Write the listing out again, all of it, word for word.

## begin DATA PROVIDED

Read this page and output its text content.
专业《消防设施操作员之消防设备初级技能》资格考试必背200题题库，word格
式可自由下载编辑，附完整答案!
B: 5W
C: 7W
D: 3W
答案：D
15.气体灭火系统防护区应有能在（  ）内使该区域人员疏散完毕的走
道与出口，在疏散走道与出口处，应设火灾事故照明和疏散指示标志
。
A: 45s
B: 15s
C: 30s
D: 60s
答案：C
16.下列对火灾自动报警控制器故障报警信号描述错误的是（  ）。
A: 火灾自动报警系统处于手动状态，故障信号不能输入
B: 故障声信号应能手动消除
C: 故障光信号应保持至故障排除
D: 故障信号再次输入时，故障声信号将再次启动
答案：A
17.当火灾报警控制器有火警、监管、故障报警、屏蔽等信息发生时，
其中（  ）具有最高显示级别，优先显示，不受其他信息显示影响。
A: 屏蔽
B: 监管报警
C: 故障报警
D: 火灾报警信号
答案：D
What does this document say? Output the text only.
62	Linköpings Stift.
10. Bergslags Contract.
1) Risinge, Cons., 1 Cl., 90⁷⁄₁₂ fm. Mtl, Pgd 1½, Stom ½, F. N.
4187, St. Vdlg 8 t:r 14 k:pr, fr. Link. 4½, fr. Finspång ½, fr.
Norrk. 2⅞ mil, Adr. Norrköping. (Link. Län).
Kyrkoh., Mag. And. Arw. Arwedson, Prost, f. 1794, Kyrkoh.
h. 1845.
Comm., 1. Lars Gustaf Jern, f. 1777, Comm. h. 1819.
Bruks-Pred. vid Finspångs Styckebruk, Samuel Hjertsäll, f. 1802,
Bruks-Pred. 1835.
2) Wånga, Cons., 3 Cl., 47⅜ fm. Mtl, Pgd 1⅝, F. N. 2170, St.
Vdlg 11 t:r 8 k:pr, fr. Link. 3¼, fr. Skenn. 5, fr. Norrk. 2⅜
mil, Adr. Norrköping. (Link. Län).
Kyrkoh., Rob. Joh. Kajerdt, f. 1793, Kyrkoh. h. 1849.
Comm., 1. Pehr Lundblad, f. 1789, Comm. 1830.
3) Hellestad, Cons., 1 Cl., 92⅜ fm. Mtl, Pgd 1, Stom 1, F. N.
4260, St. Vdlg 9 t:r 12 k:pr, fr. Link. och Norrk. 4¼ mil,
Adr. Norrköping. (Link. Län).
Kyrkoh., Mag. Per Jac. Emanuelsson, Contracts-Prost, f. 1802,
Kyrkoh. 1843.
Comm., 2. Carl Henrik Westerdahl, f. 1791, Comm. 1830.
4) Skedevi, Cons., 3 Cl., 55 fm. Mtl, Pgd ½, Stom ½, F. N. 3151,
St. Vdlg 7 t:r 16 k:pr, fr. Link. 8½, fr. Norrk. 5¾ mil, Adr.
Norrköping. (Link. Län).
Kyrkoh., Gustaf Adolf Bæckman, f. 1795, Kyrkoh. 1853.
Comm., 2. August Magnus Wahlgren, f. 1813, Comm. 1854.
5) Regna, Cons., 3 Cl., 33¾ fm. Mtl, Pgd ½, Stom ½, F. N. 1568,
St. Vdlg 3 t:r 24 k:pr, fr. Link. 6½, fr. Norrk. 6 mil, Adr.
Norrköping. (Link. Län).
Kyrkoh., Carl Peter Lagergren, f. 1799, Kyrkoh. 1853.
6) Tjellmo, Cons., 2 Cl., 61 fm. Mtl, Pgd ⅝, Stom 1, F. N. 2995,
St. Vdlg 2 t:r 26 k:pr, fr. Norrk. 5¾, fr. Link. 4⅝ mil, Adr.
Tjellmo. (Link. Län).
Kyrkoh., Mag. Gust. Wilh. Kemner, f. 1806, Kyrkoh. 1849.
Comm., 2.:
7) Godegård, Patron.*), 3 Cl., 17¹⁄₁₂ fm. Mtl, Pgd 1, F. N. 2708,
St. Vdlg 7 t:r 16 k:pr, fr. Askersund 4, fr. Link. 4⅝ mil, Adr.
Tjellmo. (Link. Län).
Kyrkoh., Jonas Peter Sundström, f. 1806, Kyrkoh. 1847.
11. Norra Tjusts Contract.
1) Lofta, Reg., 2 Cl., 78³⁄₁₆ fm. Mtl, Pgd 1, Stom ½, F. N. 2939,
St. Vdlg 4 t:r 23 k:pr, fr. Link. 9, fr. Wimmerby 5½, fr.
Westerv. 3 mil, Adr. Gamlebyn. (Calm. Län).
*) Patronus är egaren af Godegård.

## end DATA PROVIDED

**REPLY TO THE EXERCISE**.
Read this page and output its text content.
专业《消防设施操作员之消防设备初级技能》资格考试必背200题题库，word格
式可自由下载编辑，附完整答案!
B: 5W
C: 7W
D: 3W
答案：D
15.气体灭火系统防护区应有能在（  ）内使该区域人员疏散完毕的走
道与出口，在疏散走道与出口处，应设火灾事故照明和疏散指示标志
。
A: 45s
B: 15s
C: 30s
D: 60s
答案：C
16.下列对火灾自动报警控制器故障报警信号描述错误的是（  ）。
A: 火灾自动报警系统处于手动状态，故障信号不能输入
B: 故障声信号应能手动消除
C: 故障光信号应保持至故障排除
D: 故障信号再次输入时，故障声信号将再次启动
答案：A
17.当火灾报警控制器有火警、监管、故障报警、屏蔽等信息发生时，
其中（  ）具有最高显示级别，优先显示，不受其他信息显示影响。
A: 屏蔽
B: 监管报警
C: 故障报警
D: 火灾报警信号
答案：D
What does this document say? Output the text only.
62	Linköpings Stift.
10. Bergslags Contract.
1) Risinge, Cons., 1 Cl., 90⁷⁄₁₂ fm. Mtl, Pgd 1½, Stom ½, F. N.
4187, St. Vdlg 8 t:r 14 k:pr, fr. Link. 4½, fr. Finspång ½, fr.
Norrk. 2⅞ mil, Adr. Norrköping. (Link. Län).
Kyrkoh., Mag. And. Arw. Arwedson, Prost, f. 1794, Kyrkoh.
h. 1845.
Comm., 1. Lars Gustaf Jern, f. 1777, Comm. h. 1819.
Bruks-Pred. vid Finspångs Styckebruk, Samuel Hjertsäll, f. 1802,
Bruks-Pred. 1835.
2) Wånga, Cons., 3 Cl., 47⅜ fm. Mtl, Pgd 1⅝, F. N. 2170, St.
Vdlg 11 t:r 8 k:pr, fr. Link. 3¼, fr. Skenn. 5, fr. Norrk. 2⅜
mil, Adr. Norrköping. (Link. Län).
Kyrkoh., Rob. Joh. Kajerdt, f. 1793, Kyrkoh. h. 1849.
Comm., 1. Pehr Lundblad, f. 1789, Comm. 1830.
3) Hellestad, Cons., 1 Cl., 92⅜ fm. Mtl, Pgd 1, Stom 1, F. N.
4260, St. Vdlg 9 t:r 12 k:pr, fr. Link. och Norrk. 4¼ mil,
Adr. Norrköping. (Link. Län).
Kyrkoh., Mag. Per Jac. Emanuelsson, Contracts-Prost, f. 1802,
Kyrkoh. 1843.
Comm., 2. Carl Henrik Westerdahl, f. 1791, Comm. 1830.
4) Skedevi, Cons., 3 Cl., 55 fm. Mtl, Pgd ½, Stom ½, F. N. 3151,
St. Vdlg 7 t:r 16 k:pr, fr. Link. 8½, fr. Norrk. 5¾ mil, Adr.
Norrköping. (Link. Län).
Kyrkoh., Gustaf Adolf Bæckman, f. 1795, Kyrkoh. 1853.
Comm., 2. August Magnus Wahlgren, f. 1813, Comm. 1854.
5) Regna, Cons., 3 Cl., 33¾ fm. Mtl, Pgd ½, Stom ½, F. N. 1568,
St. Vdlg 3 t:r 24 k:pr, fr. Link. 6½, fr. Norrk. 6 mil, Adr.
Norrköping. (Link. Län).
Kyrkoh., Carl Peter Lagergren, f. 1799, Kyrkoh. 1853.
6) Tjellmo, Cons., 2 Cl., 61 fm. Mtl, Pgd ⅝, Stom 1, F. N. 2995,
St. Vdlg 2 t:r 26 k:pr, fr. Norrk. 5¾, fr. Link. 4⅝ mil, Adr.
Tjellmo. (Link. Län).
Kyrkoh., Mag. Gust. Wilh. Kemner, f. 1806, Kyrkoh. 1849.
Comm., 2.:
7) Godegård, Patron.*), 3 Cl., 17¹⁄₁₂ fm. Mtl, Pgd 1, F. N. 2708,
St. Vdlg 7 t:r 16 k:pr, fr. Askersund 4, fr. Link. 4⅝ mil, Adr.
Tjellmo. (Link. Län).
Kyrkoh., Jonas Peter Sundström, f. 1806, Kyrkoh. 1847.
11. Norra Tjusts Contract.
1) Lofta, Reg., 2 Cl., 78³⁄₁₆ fm. Mtl, Pgd 1, Stom ½, F. N. 2939,
St. Vdlg 4 t:r 23 k:pr, fr. Link. 9, fr. Wimmerby 5½, fr.
Westerv. 3 mil, Adr. Gamlebyn. (Calm. Län).
*) Patronus är egaren af Godegård.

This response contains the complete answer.